• _Short task_: What you return should match every record exactly, with the images removed.

• _Input data_:

============

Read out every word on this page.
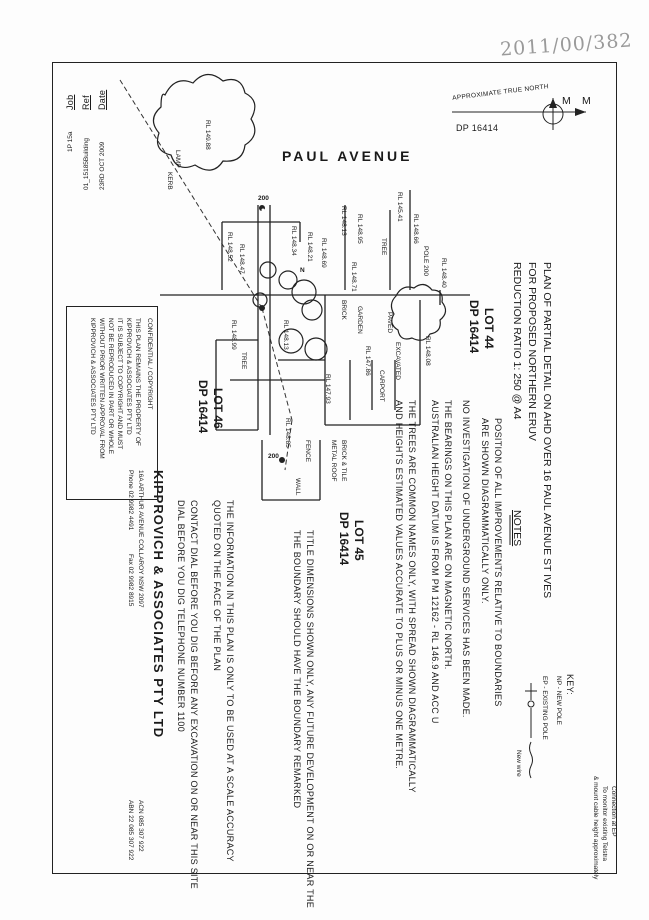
2011/00/382
PAUL AVENUE
APPROXIMATE TRUE NORTH	M
M
DP 16414
PLAN OF PARTIAL DETAIL ON AHD OVER 16 PAUL AVENUE ST IVES
FOR PROPOSED NORTHERN ERUV
REDUCTION RATIO 1: 250 @ A4
NOTES
POSITION OF ALL IMPROVEMENTS RELATIVE TO BOUNDARIES
ARE SHOWN DIAGRAMMATICALLY ONLY.
NO INVESTIGATION OF UNDERGROUND SERVICES HAS BEEN MADE.
THE BEARINGS ON THIS PLAN ARE ON MAGNETIC NORTH.
AUSTRALIAN HEIGHT DATUM IS FROM PM 12162 - RL 146.9 AND ACC U
THE TREES ARE COMMON NAMES ONLY, WITH SPREAD SHOWN DIAGRAMMATICALLY
AND HEIGHTS ESTIMATED VALUES ACCURATE TO PLUS OR MINUS ONE METRE.
TITLE DIMENSIONS SHOWN ONLY, ANY FUTURE DEVELOPMENT ON OR NEAR THE
THE BOUNDARY SHOULD HAVE THE BOUNDARY REMARKED
THE INFORMATION IN THIS PLAN IS ONLY TO BE USED AT A SCALE ACCURACY
QUOTED ON THE FACE OF THE PLAN
CONTACT DIAL BEFORE YOU DIG BEFORE ANY EXCAVATION ON OR NEAR THIS SITE
DIAL BEFORE YOU DIG TELEPHONE NUMBER 1100	KEY:
NP - NEW POLE
EP - EXISTING POLE
New wire
Connection at EP
To monitor existing Telstra
& mount cable height approximately
KIPPROVICH & ASSOCIATES PTY LTD
16A ARTHUR AVENUE COLLAROY NSW 2097
Phone 02 9982 4491
Fax 02 9982 8915
ACN 085 307 922
ABN 22 085 307 922
CONFIDENTIAL / COPYRIGHT
THIS PLAN REMAINS THE PROPERTY OF
KIPPROVICH & ASSOCIATES PTY LTD
IT IS SUBJECT TO COPYRIGHT AND MUST
NOT BE REPRODUCED IN PART OR WHOLE
WITHOUT PRIOR WRITTEN APPROVAL FROM
KIPPROVICH & ASSOCIATES PTY LTD
Job
1P 15a
Ref
01_15185Building
Date
23RD OCT 2009
LOT 44
DP 16414
LOT 45
DP 16414
LOT 46
DP 16414	CARPORT
PAVED
EXCAVATED
200
200
RL 148.85
RL 145.41
RL 148.13
RL 149.88
POLE 200
LAMP
KERB
GARDEN
BRICK
TREE
TREE
FENCE
WALL
BRICK & TILE
METAL ROOF
N
RL 148.52 RL 148.47
RL 148.34 RL 148.21 RL 148.69
RL 148.95
RL 148.71
RL 148.66
RL 148.40
RL 148.99	RL 148.13
RL 148.08
RL 147.86
RL 147.93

============

• _Full solution_:
Read out every word on this page.
2011/00/382
PAUL AVENUE
APPROXIMATE TRUE NORTH	M
M
DP 16414
PLAN OF PARTIAL DETAIL ON AHD OVER 16 PAUL AVENUE ST IVES
FOR PROPOSED NORTHERN ERUV
REDUCTION RATIO 1: 250 @ A4
NOTES
POSITION OF ALL IMPROVEMENTS RELATIVE TO BOUNDARIES
ARE SHOWN DIAGRAMMATICALLY ONLY.
NO INVESTIGATION OF UNDERGROUND SERVICES HAS BEEN MADE.
THE BEARINGS ON THIS PLAN ARE ON MAGNETIC NORTH.
AUSTRALIAN HEIGHT DATUM IS FROM PM 12162 - RL 146.9 AND ACC U
THE TREES ARE COMMON NAMES ONLY, WITH SPREAD SHOWN DIAGRAMMATICALLY
AND HEIGHTS ESTIMATED VALUES ACCURATE TO PLUS OR MINUS ONE METRE.
TITLE DIMENSIONS SHOWN ONLY, ANY FUTURE DEVELOPMENT ON OR NEAR THE
THE BOUNDARY SHOULD HAVE THE BOUNDARY REMARKED
THE INFORMATION IN THIS PLAN IS ONLY TO BE USED AT A SCALE ACCURACY
QUOTED ON THE FACE OF THE PLAN
CONTACT DIAL BEFORE YOU DIG BEFORE ANY EXCAVATION ON OR NEAR THIS SITE
DIAL BEFORE YOU DIG TELEPHONE NUMBER 1100	KEY:
NP - NEW POLE
EP - EXISTING POLE
New wire
Connection at EP
To monitor existing Telstra
& mount cable height approximately
KIPPROVICH & ASSOCIATES PTY LTD
16A ARTHUR AVENUE COLLAROY NSW 2097
Phone 02 9982 4491
Fax 02 9982 8915
ACN 085 307 922
ABN 22 085 307 922
CONFIDENTIAL / COPYRIGHT
THIS PLAN REMAINS THE PROPERTY OF
KIPPROVICH & ASSOCIATES PTY LTD
IT IS SUBJECT TO COPYRIGHT AND MUST
NOT BE REPRODUCED IN PART OR WHOLE
WITHOUT PRIOR WRITTEN APPROVAL FROM
KIPPROVICH & ASSOCIATES PTY LTD
Job
1P 15a
Ref
01_15185Building
Date
23RD OCT 2009
LOT 44
DP 16414
LOT 45
DP 16414
LOT 46
DP 16414	CARPORT
PAVED
EXCAVATED
200
200
RL 148.85
RL 145.41
RL 148.13
RL 149.88
POLE 200
LAMP
KERB
GARDEN
BRICK
TREE
TREE
FENCE
WALL
BRICK & TILE
METAL ROOF
N
RL 148.52 RL 148.47
RL 148.34 RL 148.21 RL 148.69
RL 148.95
RL 148.71
RL 148.66
RL 148.40
RL 148.99	RL 148.13
RL 148.08
RL 147.86
RL 147.93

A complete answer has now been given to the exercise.